Quoted passage =>
━━━━━━━━━━

URL Encoding Explained: What is %20 and Why Does It Exist?
If you've ever copied a URL with spaces in it, you've seen %20. URLs can only contain a limited set of characters — anything else must be "percent encoded." This guide explains the why and how.
Why URLs can't contain spaces
The URL specification (RFC 3986) defines which characters are safe to use in a URL. Only letters, digits, and a handful of symbols — -, _, ., ~ — are "unreserved" and can appear as-is. Everything else has special meaning (like /, ?, &, =) or is simply not allowed (like spaces, quotes, and Unicode characters).
When you need to include an "unsafe" character in a URL — say, a search query with spaces — it must be encoded as its hexadecimal byte value preceded by a percent sign.

━━━━━━━━━━

Dataset records =>
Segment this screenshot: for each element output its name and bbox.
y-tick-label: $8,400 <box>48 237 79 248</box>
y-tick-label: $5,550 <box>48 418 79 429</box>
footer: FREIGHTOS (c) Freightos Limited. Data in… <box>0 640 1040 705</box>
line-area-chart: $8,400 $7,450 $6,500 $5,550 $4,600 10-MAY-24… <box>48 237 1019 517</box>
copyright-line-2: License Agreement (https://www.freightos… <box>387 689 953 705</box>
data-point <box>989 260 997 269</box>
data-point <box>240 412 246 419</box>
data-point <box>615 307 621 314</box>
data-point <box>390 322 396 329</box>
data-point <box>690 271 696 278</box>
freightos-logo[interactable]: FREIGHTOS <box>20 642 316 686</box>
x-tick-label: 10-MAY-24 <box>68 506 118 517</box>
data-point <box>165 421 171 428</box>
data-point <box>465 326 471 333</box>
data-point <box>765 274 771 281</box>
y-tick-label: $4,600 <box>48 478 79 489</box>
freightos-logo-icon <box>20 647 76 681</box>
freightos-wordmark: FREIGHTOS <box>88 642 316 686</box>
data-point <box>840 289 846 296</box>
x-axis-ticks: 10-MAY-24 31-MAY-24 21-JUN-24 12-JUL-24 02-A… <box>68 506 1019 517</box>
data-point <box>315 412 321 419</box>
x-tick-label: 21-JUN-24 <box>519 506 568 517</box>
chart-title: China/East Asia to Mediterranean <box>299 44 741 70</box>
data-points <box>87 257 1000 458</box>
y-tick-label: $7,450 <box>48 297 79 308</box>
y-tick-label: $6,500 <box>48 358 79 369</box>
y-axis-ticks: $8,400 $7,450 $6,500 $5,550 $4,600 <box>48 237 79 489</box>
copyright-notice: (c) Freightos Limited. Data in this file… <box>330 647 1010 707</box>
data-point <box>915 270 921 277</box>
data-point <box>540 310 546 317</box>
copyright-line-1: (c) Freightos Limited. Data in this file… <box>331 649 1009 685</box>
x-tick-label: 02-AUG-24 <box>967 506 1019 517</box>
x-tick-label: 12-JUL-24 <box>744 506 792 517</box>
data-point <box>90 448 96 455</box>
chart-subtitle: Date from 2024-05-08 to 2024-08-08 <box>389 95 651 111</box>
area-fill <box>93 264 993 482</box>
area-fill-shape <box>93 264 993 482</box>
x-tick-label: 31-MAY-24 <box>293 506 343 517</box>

━━━━━━━━━━

Exercise requirements =>
**A)** Please list the symbols that the URL encoding guide names as unreserved.
**B)** Transcribe the URL encoding guide, everything from "If you've ever" down to "why and how.".

Task answers =>
**A)** -, _, ., ~

**B)**
If you've ever copied a URL with spaces in it, you've seen %20. URLs can only contain a limited set of characters — anything else must be "percent encoded." This guide explains the why and how.